What the task asks:
Write every line of the material out exactly as shown.

Items from a figure collection:
-- -- --

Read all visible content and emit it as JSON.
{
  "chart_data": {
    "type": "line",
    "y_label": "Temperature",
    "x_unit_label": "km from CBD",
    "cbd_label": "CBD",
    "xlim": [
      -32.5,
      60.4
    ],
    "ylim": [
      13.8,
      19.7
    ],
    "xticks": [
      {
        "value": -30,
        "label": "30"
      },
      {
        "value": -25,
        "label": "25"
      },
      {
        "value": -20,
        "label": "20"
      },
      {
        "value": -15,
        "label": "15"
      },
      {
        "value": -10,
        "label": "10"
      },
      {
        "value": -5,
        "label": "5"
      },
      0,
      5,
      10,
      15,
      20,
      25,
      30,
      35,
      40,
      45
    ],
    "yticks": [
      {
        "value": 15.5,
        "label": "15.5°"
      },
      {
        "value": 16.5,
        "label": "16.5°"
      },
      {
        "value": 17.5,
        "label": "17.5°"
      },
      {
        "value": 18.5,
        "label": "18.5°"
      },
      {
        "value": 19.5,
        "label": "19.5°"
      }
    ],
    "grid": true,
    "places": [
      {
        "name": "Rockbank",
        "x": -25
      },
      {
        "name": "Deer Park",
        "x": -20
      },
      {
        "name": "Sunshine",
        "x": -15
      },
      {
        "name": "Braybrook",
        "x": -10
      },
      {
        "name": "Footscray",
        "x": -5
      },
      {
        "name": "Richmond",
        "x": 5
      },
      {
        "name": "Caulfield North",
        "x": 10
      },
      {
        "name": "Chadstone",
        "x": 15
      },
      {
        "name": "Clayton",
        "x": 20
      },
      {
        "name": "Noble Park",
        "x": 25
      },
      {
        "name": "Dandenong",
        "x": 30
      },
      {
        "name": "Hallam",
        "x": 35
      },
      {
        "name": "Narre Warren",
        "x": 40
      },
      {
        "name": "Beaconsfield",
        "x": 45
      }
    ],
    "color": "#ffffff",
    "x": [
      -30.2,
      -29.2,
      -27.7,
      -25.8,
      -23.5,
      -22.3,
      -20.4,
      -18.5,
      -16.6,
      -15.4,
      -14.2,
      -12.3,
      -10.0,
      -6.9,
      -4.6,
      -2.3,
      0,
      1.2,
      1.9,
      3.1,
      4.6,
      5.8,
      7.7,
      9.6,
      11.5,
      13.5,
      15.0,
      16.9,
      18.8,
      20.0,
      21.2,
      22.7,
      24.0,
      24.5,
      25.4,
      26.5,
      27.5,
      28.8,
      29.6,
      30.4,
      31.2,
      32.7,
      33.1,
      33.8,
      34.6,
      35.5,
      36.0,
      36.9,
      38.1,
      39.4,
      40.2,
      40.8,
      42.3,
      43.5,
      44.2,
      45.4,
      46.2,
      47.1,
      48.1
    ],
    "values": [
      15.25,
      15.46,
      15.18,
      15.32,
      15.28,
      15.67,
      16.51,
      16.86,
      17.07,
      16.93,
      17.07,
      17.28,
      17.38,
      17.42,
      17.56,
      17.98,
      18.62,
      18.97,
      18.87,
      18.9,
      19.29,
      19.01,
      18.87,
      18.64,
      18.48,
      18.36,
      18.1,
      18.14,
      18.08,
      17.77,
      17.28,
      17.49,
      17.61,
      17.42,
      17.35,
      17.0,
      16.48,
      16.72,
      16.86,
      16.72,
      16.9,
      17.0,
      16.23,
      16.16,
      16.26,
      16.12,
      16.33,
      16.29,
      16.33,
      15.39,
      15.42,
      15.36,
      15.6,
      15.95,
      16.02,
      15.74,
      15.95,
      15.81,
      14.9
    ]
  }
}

-- -- --

Full output:
Read all visible content and emit it as JSON.
{
  "chart_data": {
    "type": "line",
    "y_label": "Temperature",
    "x_unit_label": "km from CBD",
    "cbd_label": "CBD",
    "xlim": [
      -32.5,
      60.4
    ],
    "ylim": [
      13.8,
      19.7
    ],
    "xticks": [
      {
        "value": -30,
        "label": "30"
      },
      {
        "value": -25,
        "label": "25"
      },
      {
        "value": -20,
        "label": "20"
      },
      {
        "value": -15,
        "label": "15"
      },
      {
        "value": -10,
        "label": "10"
      },
      {
        "value": -5,
        "label": "5"
      },
      0,
      5,
      10,
      15,
      20,
      25,
      30,
      35,
      40,
      45
    ],
    "yticks": [
      {
        "value": 15.5,
        "label": "15.5°"
      },
      {
        "value": 16.5,
        "label": "16.5°"
      },
      {
        "value": 17.5,
        "label": "17.5°"
      },
      {
        "value": 18.5,
        "label": "18.5°"
      },
      {
        "value": 19.5,
        "label": "19.5°"
      }
    ],
    "grid": true,
    "places": [
      {
        "name": "Rockbank",
        "x": -25
      },
      {
        "name": "Deer Park",
        "x": -20
      },
      {
        "name": "Sunshine",
        "x": -15
      },
      {
        "name": "Braybrook",
        "x": -10
      },
      {
        "name": "Footscray",
        "x": -5
      },
      {
        "name": "Richmond",
        "x": 5
      },
      {
        "name": "Caulfield North",
        "x": 10
      },
      {
        "name": "Chadstone",
        "x": 15
      },
      {
        "name": "Clayton",
        "x": 20
      },
      {
        "name": "Noble Park",
        "x": 25
      },
      {
        "name": "Dandenong",
        "x": 30
      },
      {
        "name": "Hallam",
        "x": 35
      },
      {
        "name": "Narre Warren",
        "x": 40
      },
      {
        "name": "Beaconsfield",
        "x": 45
      }
    ],
    "color": "#ffffff",
    "x": [
      -30.2,
      -29.2,
      -27.7,
      -25.8,
      -23.5,
      -22.3,
      -20.4,
      -18.5,
      -16.6,
      -15.4,
      -14.2,
      -12.3,
      -10.0,
      -6.9,
      -4.6,
      -2.3,
      0,
      1.2,
      1.9,
      3.1,
      4.6,
      5.8,
      7.7,
      9.6,
      11.5,
      13.5,
      15.0,
      16.9,
      18.8,
      20.0,
      21.2,
      22.7,
      24.0,
      24.5,
      25.4,
      26.5,
      27.5,
      28.8,
      29.6,
      30.4,
      31.2,
      32.7,
      33.1,
      33.8,
      34.6,
      35.5,
      36.0,
      36.9,
      38.1,
      39.4,
      40.2,
      40.8,
      42.3,
      43.5,
      44.2,
      45.4,
      46.2,
      47.1,
      48.1
    ],
    "values": [
      15.25,
      15.46,
      15.18,
      15.32,
      15.28,
      15.67,
      16.51,
      16.86,
      17.07,
      16.93,
      17.07,
      17.28,
      17.38,
      17.42,
      17.56,
      17.98,
      18.62,
      18.97,
      18.87,
      18.9,
      19.29,
      19.01,
      18.87,
      18.64,
      18.48,
      18.36,
      18.1,
      18.14,
      18.08,
      17.77,
      17.28,
      17.49,
      17.61,
      17.42,
      17.35,
      17.0,
      16.48,
      16.72,
      16.86,
      16.72,
      16.9,
      17.0,
      16.23,
      16.16,
      16.26,
      16.12,
      16.33,
      16.29,
      16.33,
      15.39,
      15.42,
      15.36,
      15.6,
      15.95,
      16.02,
      15.74,
      15.95,
      15.81,
      14.9
    ]
  }
}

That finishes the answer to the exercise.